>> BEGIN RECORDS SUPPLIED
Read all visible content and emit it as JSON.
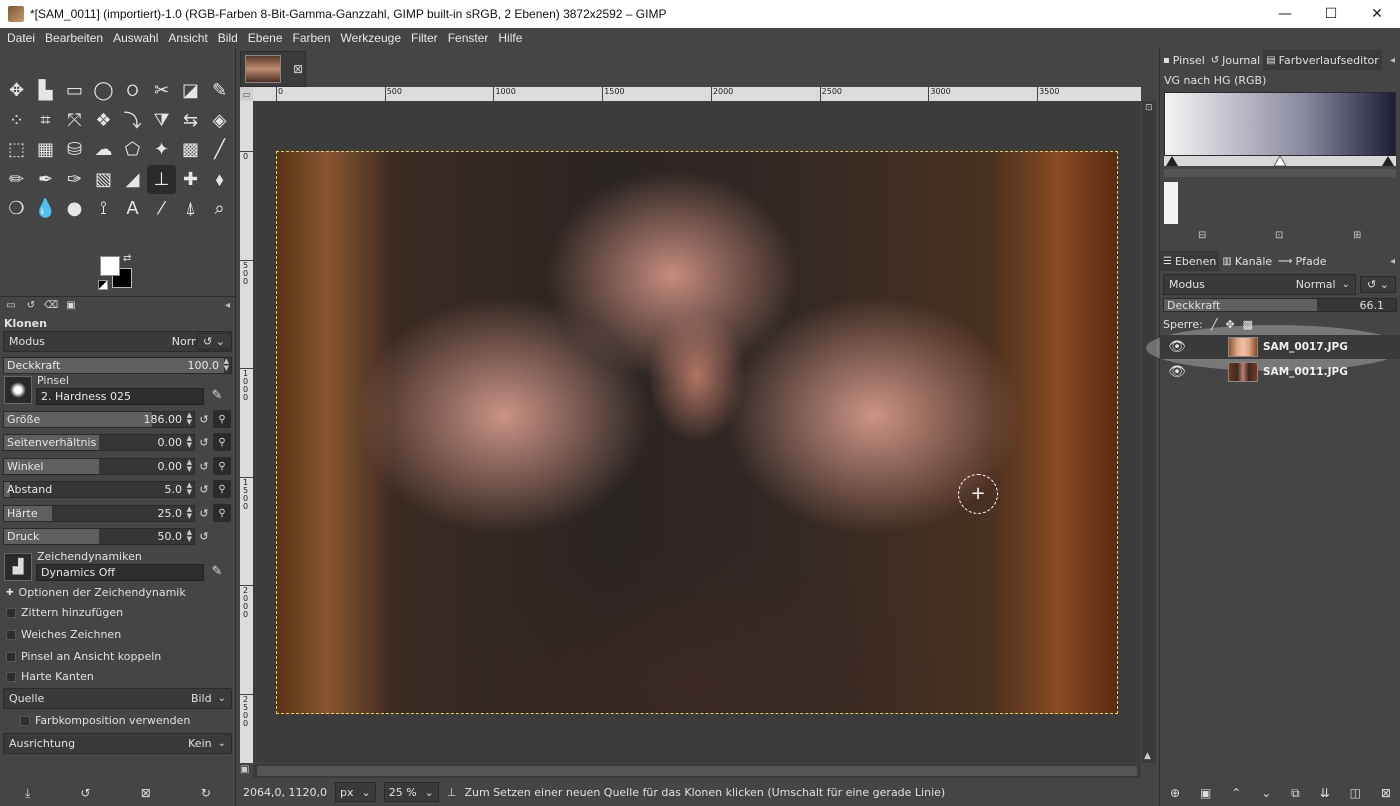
{
  "window": {
    "title": "*[SAM_0011] (importiert)-1.0 (RGB-Farben 8-Bit-Gamma-Ganzzahl, GIMP built-in sRGB, 2 Ebenen) 3872x2592 – GIMP",
    "minimize": "—",
    "maximize": "☐",
    "close": "✕"
  },
  "menu": [
    "Datei",
    "Bearbeiten",
    "Auswahl",
    "Ansicht",
    "Bild",
    "Ebene",
    "Farben",
    "Werkzeuge",
    "Filter",
    "Fenster",
    "Hilfe"
  ],
  "tools": [
    {
      "name": "move-tool",
      "glyph": "✥"
    },
    {
      "name": "align-tool",
      "glyph": "▙"
    },
    {
      "name": "rect-select-tool",
      "glyph": "▭"
    },
    {
      "name": "ellipse-select-tool",
      "glyph": "◯"
    },
    {
      "name": "free-select-tool",
      "glyph": "ଠ"
    },
    {
      "name": "scissors-tool",
      "glyph": "✂"
    },
    {
      "name": "foreground-select-tool",
      "glyph": "◪"
    },
    {
      "name": "fuzzy-select-tool",
      "glyph": "✎"
    },
    {
      "name": "color-select-tool",
      "glyph": "⁘"
    },
    {
      "name": "crop-tool",
      "glyph": "⌗"
    },
    {
      "name": "unified-transform-tool",
      "glyph": "⤧"
    },
    {
      "name": "warp-tool",
      "glyph": "❖"
    },
    {
      "name": "rotate-tool",
      "glyph": "⤵"
    },
    {
      "name": "shear-tool",
      "glyph": "⧩"
    },
    {
      "name": "flip-tool",
      "glyph": "⇆"
    },
    {
      "name": "perspective-tool",
      "glyph": "◈"
    },
    {
      "name": "3d-transform-tool",
      "glyph": "⬚"
    },
    {
      "name": "gegl-tool",
      "glyph": "▦"
    },
    {
      "name": "bucket-tool",
      "glyph": "⛁"
    },
    {
      "name": "smudge-tool",
      "glyph": "☁"
    },
    {
      "name": "cage-tool",
      "glyph": "⬠"
    },
    {
      "name": "paint-tool",
      "glyph": "✦"
    },
    {
      "name": "blend-tool",
      "glyph": "▩"
    },
    {
      "name": "paintbrush-tool",
      "glyph": "╱"
    },
    {
      "name": "pencil-tool",
      "glyph": "✏"
    },
    {
      "name": "airbrush-tool",
      "glyph": "✒"
    },
    {
      "name": "ink-tool",
      "glyph": "✑"
    },
    {
      "name": "mypaint-tool",
      "glyph": "▧"
    },
    {
      "name": "eraser-tool",
      "glyph": "◢"
    },
    {
      "name": "clone-tool",
      "glyph": "⊥"
    },
    {
      "name": "heal-tool",
      "glyph": "✚"
    },
    {
      "name": "perspective-clone-tool",
      "glyph": "⬧"
    },
    {
      "name": "blur-tool",
      "glyph": "❍"
    },
    {
      "name": "dodge-tool",
      "glyph": "💧"
    },
    {
      "name": "burn-tool",
      "glyph": "●"
    },
    {
      "name": "path-tool",
      "glyph": "⟟"
    },
    {
      "name": "text-tool",
      "glyph": "A"
    },
    {
      "name": "color-picker-tool",
      "glyph": "⁄"
    },
    {
      "name": "measure-tool",
      "glyph": "⍋"
    },
    {
      "name": "zoom-tool",
      "glyph": "⌕"
    }
  ],
  "active_tool_index": 29,
  "tool_options": {
    "title": "Klonen",
    "mode_label": "Modus",
    "mode_value": "Normal",
    "opacity_label": "Deckkraft",
    "opacity_value": "100.0",
    "opacity_fraction": 1.0,
    "brush_label": "Pinsel",
    "brush_name": "2. Hardness 025",
    "sliders": [
      {
        "label": "Größe",
        "value": "186.00",
        "fraction": 0.78
      },
      {
        "label": "Seitenverhältnis",
        "value": "0.00",
        "fraction": 0.5
      },
      {
        "label": "Winkel",
        "value": "0.00",
        "fraction": 0.5
      },
      {
        "label": "Abstand",
        "value": "5.0",
        "fraction": 0.03
      },
      {
        "label": "Härte",
        "value": "25.0",
        "fraction": 0.25
      },
      {
        "label": "Druck",
        "value": "50.0",
        "fraction": 0.5
      }
    ],
    "dynamics_label": "Zeichendynamiken",
    "dynamics_name": "Dynamics Off",
    "dynamics_options": "Optionen der Zeichendynamik",
    "checks": [
      "Zittern hinzufügen",
      "Weiches Zeichnen",
      "Pinsel an Ansicht koppeln",
      "Harte Kanten"
    ],
    "source_label": "Quelle",
    "source_value": "Bild",
    "sample_merged": "Farbkomposition verwenden",
    "alignment_label": "Ausrichtung",
    "alignment_value": "Kein"
  },
  "rulers": {
    "h_ticks": [
      {
        "label": "0",
        "pos": 0
      },
      {
        "label": "500",
        "pos": 500
      },
      {
        "label": "1000",
        "pos": 1000
      },
      {
        "label": "1500",
        "pos": 1500
      },
      {
        "label": "2000",
        "pos": 2000
      },
      {
        "label": "2500",
        "pos": 2500
      },
      {
        "label": "3000",
        "pos": 3000
      },
      {
        "label": "3500",
        "pos": 3500
      }
    ],
    "v_ticks": [
      {
        "label": "0",
        "pos": 0
      },
      {
        "label": "500",
        "pos": 500
      },
      {
        "label": "1000",
        "pos": 1000
      },
      {
        "label": "1500",
        "pos": 1500
      },
      {
        "label": "2000",
        "pos": 2000
      },
      {
        "label": "2500",
        "pos": 2500
      }
    ]
  },
  "status": {
    "coords": "2064,0, 1120,0",
    "unit": "px",
    "zoom": "25 %",
    "message": "Zum Setzen einer neuen Quelle für das Klonen klicken (Umschalt für eine gerade Linie)"
  },
  "dock_top": {
    "tabs": [
      {
        "name": "pinsel",
        "label": "Pinsel",
        "icon": "▪"
      },
      {
        "name": "journal",
        "label": "Journal",
        "icon": "↺"
      },
      {
        "name": "farbverlaufseditor",
        "label": "Farbverlaufseditor",
        "icon": "▤"
      }
    ],
    "gradient_name": "VG nach HG (RGB)"
  },
  "dock_layers": {
    "tabs": [
      {
        "name": "ebenen",
        "label": "Ebenen",
        "icon": "☰"
      },
      {
        "name": "kanaele",
        "label": "Kanäle",
        "icon": "▥"
      },
      {
        "name": "pfade",
        "label": "Pfade",
        "icon": "⟿"
      }
    ],
    "mode_label": "Modus",
    "mode_value": "Normal",
    "opacity_label": "Deckkraft",
    "opacity_value": "66.1",
    "opacity_fraction": 0.661,
    "lock_label": "Sperre:",
    "layers": [
      {
        "name": "SAM_0017.JPG",
        "active": true
      },
      {
        "name": "SAM_0011.JPG",
        "active": false
      }
    ]
  }
}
>> END RECORDS SUPPLIED
● **WHAT TO WORK ON**:
Transcribe every entry word for word, but skip the pictures.

● **RESULT**:
Read all visible content and emit it as JSON.
{
  "window": {
    "title": "*[SAM_0011] (importiert)-1.0 (RGB-Farben 8-Bit-Gamma-Ganzzahl, GIMP built-in sRGB, 2 Ebenen) 3872x2592 – GIMP",
    "minimize": "—",
    "maximize": "☐",
    "close": "✕"
  },
  "menu": [
    "Datei",
    "Bearbeiten",
    "Auswahl",
    "Ansicht",
    "Bild",
    "Ebene",
    "Farben",
    "Werkzeuge",
    "Filter",
    "Fenster",
    "Hilfe"
  ],
  "tools": [
    {
      "name": "move-tool",
      "glyph": "✥"
    },
    {
      "name": "align-tool",
      "glyph": "▙"
    },
    {
      "name": "rect-select-tool",
      "glyph": "▭"
    },
    {
      "name": "ellipse-select-tool",
      "glyph": "◯"
    },
    {
      "name": "free-select-tool",
      "glyph": "ଠ"
    },
    {
      "name": "scissors-tool",
      "glyph": "✂"
    },
    {
      "name": "foreground-select-tool",
      "glyph": "◪"
    },
    {
      "name": "fuzzy-select-tool",
      "glyph": "✎"
    },
    {
      "name": "color-select-tool",
      "glyph": "⁘"
    },
    {
      "name": "crop-tool",
      "glyph": "⌗"
    },
    {
      "name": "unified-transform-tool",
      "glyph": "⤧"
    },
    {
      "name": "warp-tool",
      "glyph": "❖"
    },
    {
      "name": "rotate-tool",
      "glyph": "⤵"
    },
    {
      "name": "shear-tool",
      "glyph": "⧩"
    },
    {
      "name": "flip-tool",
      "glyph": "⇆"
    },
    {
      "name": "perspective-tool",
      "glyph": "◈"
    },
    {
      "name": "3d-transform-tool",
      "glyph": "⬚"
    },
    {
      "name": "gegl-tool",
      "glyph": "▦"
    },
    {
      "name": "bucket-tool",
      "glyph": "⛁"
    },
    {
      "name": "smudge-tool",
      "glyph": "☁"
    },
    {
      "name": "cage-tool",
      "glyph": "⬠"
    },
    {
      "name": "paint-tool",
      "glyph": "✦"
    },
    {
      "name": "blend-tool",
      "glyph": "▩"
    },
    {
      "name": "paintbrush-tool",
      "glyph": "╱"
    },
    {
      "name": "pencil-tool",
      "glyph": "✏"
    },
    {
      "name": "airbrush-tool",
      "glyph": "✒"
    },
    {
      "name": "ink-tool",
      "glyph": "✑"
    },
    {
      "name": "mypaint-tool",
      "glyph": "▧"
    },
    {
      "name": "eraser-tool",
      "glyph": "◢"
    },
    {
      "name": "clone-tool",
      "glyph": "⊥"
    },
    {
      "name": "heal-tool",
      "glyph": "✚"
    },
    {
      "name": "perspective-clone-tool",
      "glyph": "⬧"
    },
    {
      "name": "blur-tool",
      "glyph": "❍"
    },
    {
      "name": "dodge-tool",
      "glyph": "💧"
    },
    {
      "name": "burn-tool",
      "glyph": "●"
    },
    {
      "name": "path-tool",
      "glyph": "⟟"
    },
    {
      "name": "text-tool",
      "glyph": "A"
    },
    {
      "name": "color-picker-tool",
      "glyph": "⁄"
    },
    {
      "name": "measure-tool",
      "glyph": "⍋"
    },
    {
      "name": "zoom-tool",
      "glyph": "⌕"
    }
  ],
  "active_tool_index": 29,
  "tool_options": {
    "title": "Klonen",
    "mode_label": "Modus",
    "mode_value": "Normal",
    "opacity_label": "Deckkraft",
    "opacity_value": "100.0",
    "opacity_fraction": 1.0,
    "brush_label": "Pinsel",
    "brush_name": "2. Hardness 025",
    "sliders": [
      {
        "label": "Größe",
        "value": "186.00",
        "fraction": 0.78
      },
      {
        "label": "Seitenverhältnis",
        "value": "0.00",
        "fraction": 0.5
      },
      {
        "label": "Winkel",
        "value": "0.00",
        "fraction": 0.5
      },
      {
        "label": "Abstand",
        "value": "5.0",
        "fraction": 0.03
      },
      {
        "label": "Härte",
        "value": "25.0",
        "fraction": 0.25
      },
      {
        "label": "Druck",
        "value": "50.0",
        "fraction": 0.5
      }
    ],
    "dynamics_label": "Zeichendynamiken",
    "dynamics_name": "Dynamics Off",
    "dynamics_options": "Optionen der Zeichendynamik",
    "checks": [
      "Zittern hinzufügen",
      "Weiches Zeichnen",
      "Pinsel an Ansicht koppeln",
      "Harte Kanten"
    ],
    "source_label": "Quelle",
    "source_value": "Bild",
    "sample_merged": "Farbkomposition verwenden",
    "alignment_label": "Ausrichtung",
    "alignment_value": "Kein"
  },
  "rulers": {
    "h_ticks": [
      {
        "label": "0",
        "pos": 0
      },
      {
        "label": "500",
        "pos": 500
      },
      {
        "label": "1000",
        "pos": 1000
      },
      {
        "label": "1500",
        "pos": 1500
      },
      {
        "label": "2000",
        "pos": 2000
      },
      {
        "label": "2500",
        "pos": 2500
      },
      {
        "label": "3000",
        "pos": 3000
      },
      {
        "label": "3500",
        "pos": 3500
      }
    ],
    "v_ticks": [
      {
        "label": "0",
        "pos": 0
      },
      {
        "label": "500",
        "pos": 500
      },
      {
        "label": "1000",
        "pos": 1000
      },
      {
        "label": "1500",
        "pos": 1500
      },
      {
        "label": "2000",
        "pos": 2000
      },
      {
        "label": "2500",
        "pos": 2500
      }
    ]
  },
  "status": {
    "coords": "2064,0, 1120,0",
    "unit": "px",
    "zoom": "25 %",
    "message": "Zum Setzen einer neuen Quelle für das Klonen klicken (Umschalt für eine gerade Linie)"
  },
  "dock_top": {
    "tabs": [
      {
        "name": "pinsel",
        "label": "Pinsel",
        "icon": "▪"
      },
      {
        "name": "journal",
        "label": "Journal",
        "icon": "↺"
      },
      {
        "name": "farbverlaufseditor",
        "label": "Farbverlaufseditor",
        "icon": "▤"
      }
    ],
    "gradient_name": "VG nach HG (RGB)"
  },
  "dock_layers": {
    "tabs": [
      {
        "name": "ebenen",
        "label": "Ebenen",
        "icon": "☰"
      },
      {
        "name": "kanaele",
        "label": "Kanäle",
        "icon": "▥"
      },
      {
        "name": "pfade",
        "label": "Pfade",
        "icon": "⟿"
      }
    ],
    "mode_label": "Modus",
    "mode_value": "Normal",
    "opacity_label": "Deckkraft",
    "opacity_value": "66.1",
    "opacity_fraction": 0.661,
    "lock_label": "Sperre:",
    "layers": [
      {
        "name": "SAM_0017.JPG",
        "active": true
      },
      {
        "name": "SAM_0011.JPG",
        "active": false
      }
    ]
  }
}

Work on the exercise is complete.